● **Work instructions**
Scan the records below for the word "Free" and give only the number of lines that hold it.

-- START OF Recorded data --

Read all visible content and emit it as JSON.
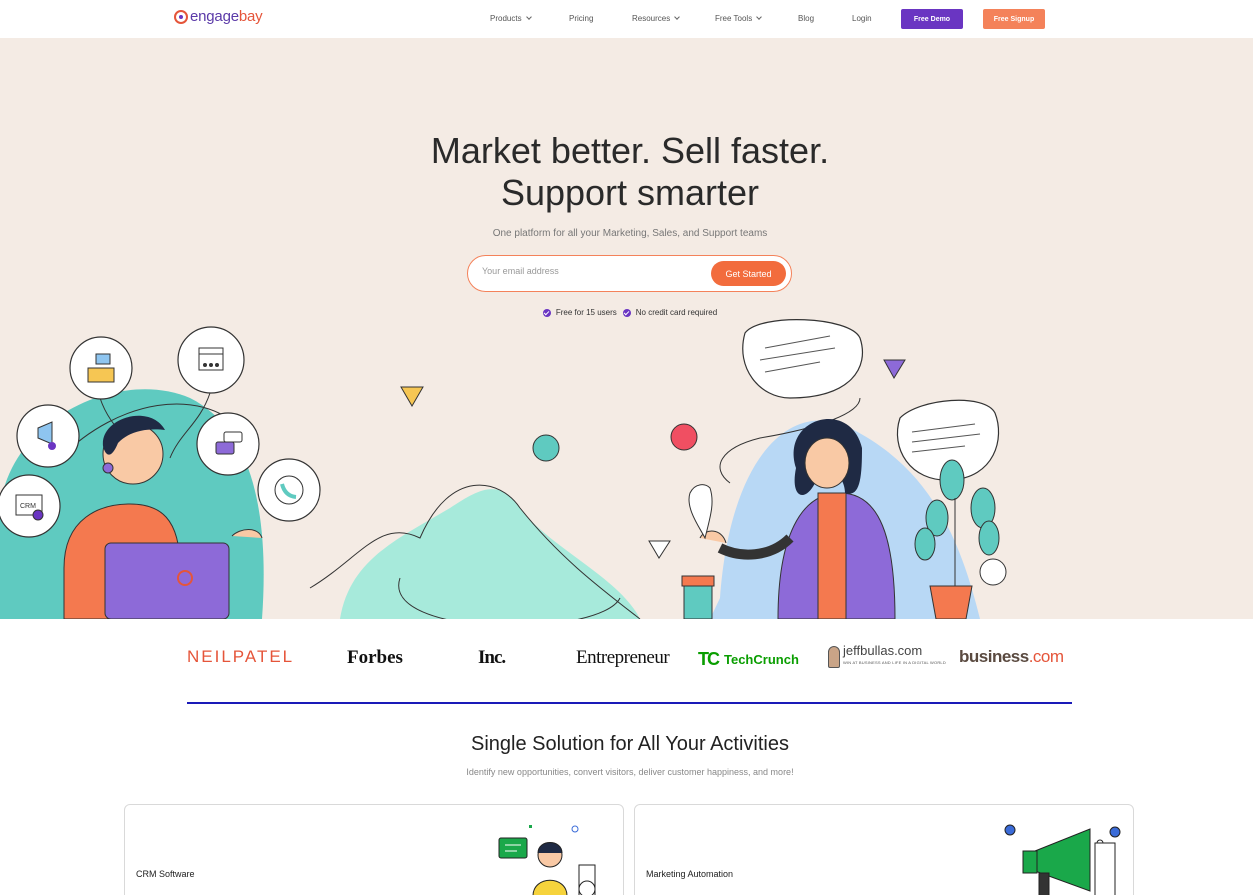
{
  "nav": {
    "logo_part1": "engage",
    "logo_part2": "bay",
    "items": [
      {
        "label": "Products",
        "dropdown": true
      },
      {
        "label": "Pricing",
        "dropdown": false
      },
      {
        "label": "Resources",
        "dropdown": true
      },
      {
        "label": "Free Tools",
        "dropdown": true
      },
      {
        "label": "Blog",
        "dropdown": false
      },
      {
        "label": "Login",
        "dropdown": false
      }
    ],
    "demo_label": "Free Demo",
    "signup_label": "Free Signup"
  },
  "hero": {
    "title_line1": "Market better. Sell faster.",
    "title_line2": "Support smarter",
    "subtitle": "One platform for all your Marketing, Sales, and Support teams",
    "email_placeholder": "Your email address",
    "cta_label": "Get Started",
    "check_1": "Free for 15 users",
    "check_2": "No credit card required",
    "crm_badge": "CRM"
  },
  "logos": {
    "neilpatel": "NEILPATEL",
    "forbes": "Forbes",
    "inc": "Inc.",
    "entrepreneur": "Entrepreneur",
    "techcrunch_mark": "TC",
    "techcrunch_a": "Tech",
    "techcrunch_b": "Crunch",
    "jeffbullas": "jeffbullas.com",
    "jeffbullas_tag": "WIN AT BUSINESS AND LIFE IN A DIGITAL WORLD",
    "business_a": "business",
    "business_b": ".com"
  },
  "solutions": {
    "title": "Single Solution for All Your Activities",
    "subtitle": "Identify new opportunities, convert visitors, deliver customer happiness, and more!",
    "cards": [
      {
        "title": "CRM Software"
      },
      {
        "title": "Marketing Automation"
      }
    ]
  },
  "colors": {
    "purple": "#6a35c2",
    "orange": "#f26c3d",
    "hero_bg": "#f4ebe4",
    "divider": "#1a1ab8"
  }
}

-- END OF Recorded data --

● **Task solution**
4